# Exercise requirements
Tally up the lines below that include the word "sommets". Answer with the number alone.

--- START OF Material for the task ---

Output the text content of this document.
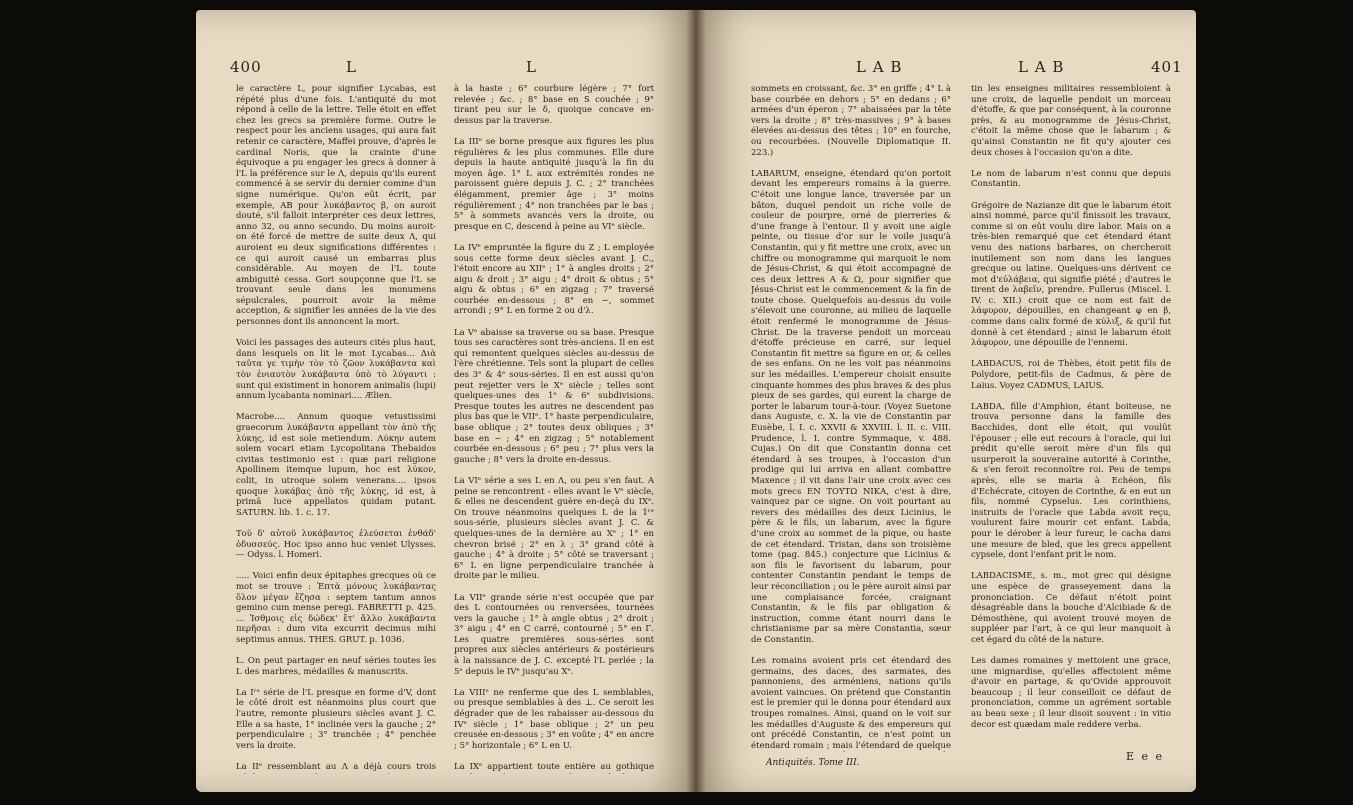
400	L	L
le caractère L, pour signifier Lycabas, est répété plus d'une fois. L'antiquité du mot répond à celle de la lettre. Telle étoit en effet chez les grecs sa première forme. Outre le respect pour les anciens usages, qui aura fait retenir ce caractère, Maffei prouve, d'après le cardinal Noris, que la crainte d'une équivoque a pu engager les grecs à donner à l'L la préférence sur le Λ, depuis qu'ils eurent commencé à se servir du dernier comme d'un signe numérique. Qu'on eût écrit, par exemple, ΑΒ pour λυκάβαντος β, on auroit douté, s'il falloit interpréter ces deux lettres, anno 32, ou anno secundo. Du moins auroit-on été forcé de mettre de suite deux Λ, qui auroient eu deux significations différentes : ce qui auroit causé un embarras plus considérable. Au moyen de l'L toute ambiguité cessa. Gori soupçonne que l'L se trouvant seule dans les monumens sépulcrales, pourroit avoir la même acception, & signifier les années de la vie des personnes dont ils annoncent la mort.

Voici les passages des auteurs cités plus haut, dans lesquels on lit le mot Lycabas... Διὰ ταῦτα γε τιμὴν τὸν τὸ ζῶον λυκάβαντα καὶ τὸν ἐνιαυτὸν λυκάβαντα ὑπὸ τὸ λύγαντι : sunt qui existiment in honorem animalis (lupi) annum lycabanta nominari.... Ælien.

Macrobe.... Annum quoque vetustissimi graecorum λυκάβαντα appellant τὸν ἀπὸ τῆς λύκης, id est sole metiendum. Λύκην autem solem vocari etiam Lycopolitana Thebaidos civitas testimonio est : quæ pari religione Apollinem itemque lupum, hoc est λύκον, colit, in utroque solem venerans.... ipsos quoque λυκάβας ἀπὸ τῆς λύκης, id est, à primâ luce appellatos quidam putant. SATURN. lib. 1. c. 17.

Τοῦ δ' αὐτοῦ λυκάβαντος ἐλεύσεται ἐνθάδ' ὀδυσσεύς. Hoc ipso anno huc veniet Ulysses. — Odyss. l. Homeri.

..... Voici enfin deux épitaphes grecques où ce mot se trouve : Ἑπτὰ μόνους λυκάβαντας ὅλον μέγαν ἔζησα : septem tantum annos gemino cum mense peregi. FABRETTI p. 425. ... Ἰσθμοις εἰς δώδεκ' ἔτ' ἄλλο λυκάβαντα περῆσαι : dum vita excurrit decimus mihi septimus annus. THES. GRUT. p. 1036.

L. On peut partager en neuf séries toutes les L des marbres, médailles & manuscrits.

La Iʳᵉ série de l'L presque en forme d'V, dont le côté droit est néanmoins plus court que l'autre, remonte plusieurs siècles avant J. C. Elle a sa haste, 1° inclinée vers la gauche ; 2° perpendiculaire ; 3° tranchée ; 4° penchée vers la droite.

La IIᵉ ressemblant au Λ a déjà cours trois
à la haste ; 6° courbure légère ; 7° fort relevée ; &c. ; 8° base en S couchée ; 9° tirant peu sur le δ, quoique concave en-dessus par la traverse.

La IIIᵉ se borne presque aux figures les plus régulières & les plus communes. Elle dure depuis la haute antiquité jusqu'à la fin du moyen âge. 1° L aux extrémités rondes ne paroissent guère depuis J. C. ; 2° tranchées élégamment, premier âge ; 3° moins régulièrement ; 4° non tranchées par le bas ; 5° à sommets avancés vers la droite, ou presque en C, descend à peine au VIᵉ siècle.

La IVᵉ empruntée la figure du Z ; L employée sous cette forme deux siècles avant J. C., l'étoit encore au XIIᵉ ; 1° à angles droits ; 2° aigu & droit ; 3° aigu ; 4° droit & obtus ; 5° aigu & obtus ; 6° en zigzag ; 7° traversé courbée en-dessous ; 8° en ∽, sommet arrondi ; 9° L en forme 2 ou d'λ.

La Vᵉ abaisse sa traverse ou sa base. Presque tous ses caractères sont très-anciens. Il en est qui remontent quelques siècles au-dessus de l'ère chrétienne. Tels sont la plupart de celles des 3ᵉ & 4ᵉ sous-séries. Il en est aussi qu'on peut rejetter vers le Xᵉ siècle ; telles sont quelques-unes des 1ᵉ & 6ᵉ subdivisions. Presque toutes les autres ne descendent pas plus bas que le VIIᵉ. 1° haste perpendiculaire, base oblique ; 2° toutes deux obliques ; 3° base en ∽ ; 4° en zigzag ; 5° notablement courbée en-dessous ; 6° peu ; 7° plus vers la gauche ; 8° vers la droite en-dessus.

La VIᵉ série a ses L en Λ, ou peu s'en faut. A peine se rencontrent - elles avant le Vᵉ siècle, & elles ne descendent guère en-deçà du IXᵉ. On trouve néanmoins quelques L de la 1ʳᵉ sous-série, plusieurs siècles avant J. C. & quelques-unes de la dernière au Xᵉ ; 1° en chevron brisé ; 2° en λ ; 3° grand côté à gauche ; 4° à droite ; 5° côté se traversant ; 6° L en ligne perpendiculaire tranchée à droite par le milieu.

La VIIᵉ grande série n'est occupée que par des L contournées ou renversées, tournées vers la gauche ; 1° à angle obtus ; 2° droit ; 3° aigu ; 4° en C carré, contourné ; 5° en Γ. Les quatre premières sous-séries sont propres aux siècles antérieurs & postérieurs à la naissance de J. C. excepté l'L perlée ; la 5ᵉ depuis le IVᵉ jusqu'au Xᵉ.

La VIIIᵉ ne renferme que des L semblables, ou presque semblables à des ⊥. Ce seroit les dégrader que de les rabaisser au-dessous du IVᵉ siècle ; 1° base oblique ; 2° un peu creusée en-dessous ; 3° en voûte ; 4° en ancre ; 5° horizontale ; 6° L en U.

La IXᵉ appartient toute entière au gothique
L A B	L A B	401
sommets en croissant, &c. 3° en griffe ; 4° L à base courbée en dehors ; 5° en dedans ; 6° armées d'un éperon ; 7° abaissées par la tête vers la droite ; 8° très-massives ; 9° à bases élevées au-dessus des têtes ; 10° en fourche, ou recourbées. (Nouvelle Diplomatique II. 223.)

LABARUM, enseigne, étendard qu'on portoit devant les empereurs romains à la guerre. C'étoit une longue lance, traversée par un bâton, duquel pendoit un riche voile de couleur de pourpre, orné de pierreries & d'une frange à l'entour. Il y avoit une aigle peinte, ou tissue d'or sur le voile jusqu'à Constantin, qui y fit mettre une croix, avec un chiffre ou monogramme qui marquoit le nom de Jésus-Christ, & qui étoit accompagné de ces deux lettres Α & Ω, pour signifier que Jésus-Christ est le commencement & la fin de toute chose. Quelquefois au-dessus du voile s'élevoit une couronne, au milieu de laquelle étoit renfermé le monogramme de Jésus-Christ. De la traverse pendoit un morceau d'étoffe précieuse en carré, sur lequel Constantin fit mettre sa figure en or, & celles de ses enfans. On ne les voit pas néanmoins sur les médailles. L'empereur choisit ensuite cinquante hommes des plus braves & des plus pieux de ses gardes, qui eurent la charge de porter le labarum tour-à-tour. (Voyez Suetone dans Auguste, c. X. la vie de Constantin par Eusèbe, l. I. c. XXVII & XXVIII. l. II. c. VIII. Prudence, l. I. contre Symmaque, v. 488. Cujas.) On dit que Constantin donna cet étendard à ses troupes, à l'occasion d'un prodige qui lui arriva en allant combattre Maxence ; il vit dans l'air une croix avec ces mots grecs ΕΝ ΤΟΥΤΩ ΝΙΚΑ, c'est à dire, vainquez par ce signe. On voit pourtant au revers des médailles des deux Licinius, le père & le fils, un labarum, avec la figure d'une croix au sommet de la pique, ou haste de cet étendard. Tristan, dans son troisième tome (pag. 845.) conjecture que Licinius & son fils le favorisent du labarum, pour contenter Constantin pendant le temps de leur réconciliation ; ou le père auroit ainsi par une complaisance forcée, craignant Constantin, & le fils par obligation & instruction, comme étant nourri dans le christianisme par sa mère Constantia, sœur de Constantin.

Les romains avoient pris cet étendard des germains, des daces, des sarmates, des pannoniens, des arméniens, nations qu'ils avoient vaincues. On prétend que Constantin est le premier qui le donna pour étendard aux troupes romaines. Ainsi, quand on le voit sur les médailles d'Auguste & des empereurs qui ont précédé Constantin, ce n'est point un étendard romain ; mais l'étendard de quelque
tin les enseignes militaires ressembloient à une croix, de laquelle pendoit un morceau d'étoffe, & que par conséquent, à la couronne près, & au monogramme de Jésus-Christ, c'étoit la même chose que le labarum ; & qu'ainsi Constantin ne fit qu'y ajouter ces deux choses à l'occasion qu'on a dite.

Le nom de labarum n'est connu que depuis Constantin.

Grégoire de Nazianze dit que le labarum étoit ainsi nommé, parce qu'il finissoit les travaux, comme si on eût voulu dire labor. Mais on a très-bien remarqué que cet étendard étant venu des nations barbares, on chercheroit inutilement son nom dans les langues grecque ou latine. Quelques-uns dérivent ce mot d'εὐλάβεια, qui signifie piété ; d'autres le tirent de λαβεῖν, prendre. Fullerus (Miscel. l. IV. c. XII.) croit que ce nom est fait de λάφυρον, dépouilles, en changeant φ en β, comme dans calix formé de κύλιξ, & qu'il fut donné à cet étendard ; ainsi le labarum étoit λάφυρον, une dépouille de l'ennemi.

LABDACUS, roi de Thèbes, étoit petit fils de Polydore, petit-fils de Cadmus, & père de Laius. Voyez CADMUS, LAIUS.

LABDA, fille d'Amphion, étant boiteuse, ne trouva personne dans la famille des Bacchides, dont elle étoit, qui voulût l'épouser ; elle eut recours à l'oracle, qui lui prédit qu'elle seroit mère d'un fils qui usurperoit la souveraine autorité à Corinthe, & s'en feroit reconnoître roi. Peu de temps après, elle se maria à Echéon, fils d'Echécrate, citoyen de Corinthe, & en eut un fils, nommé Cypselus. Les corinthiens, instruits de l'oracle que Labda avoit reçu, voulurent faire mourir cet enfant. Labda, pour le dérober à leur fureur, le cacha dans une mesure de bled, que les grecs appellent cypsele, dont l'enfant prit le nom.

LABDACISME, s. m., mot grec qui désigne une espèce de grasseyement dans la prononciation. Ce défaut n'étoit point désagréable dans la bouche d'Alcibiade & de Démosthène, qui avoient trouvé moyen de suppléer par l'art, à ce qui leur manquoit à cet égard du côté de la nature.

Les dames romaines y mettoient une grace, une mignardise, qu'elles affectoient même d'avoir en partage, & qu'Ovide approuvoit beaucoup ; il leur conseilloit ce défaut de prononciation, comme un agrément sortable au beau sexe ; il leur disoit souvent : in vitio decor est quædam male reddere verba.

Antiquités. Tome III.	E e e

--- END OF Material for the task ---

# The completed task
2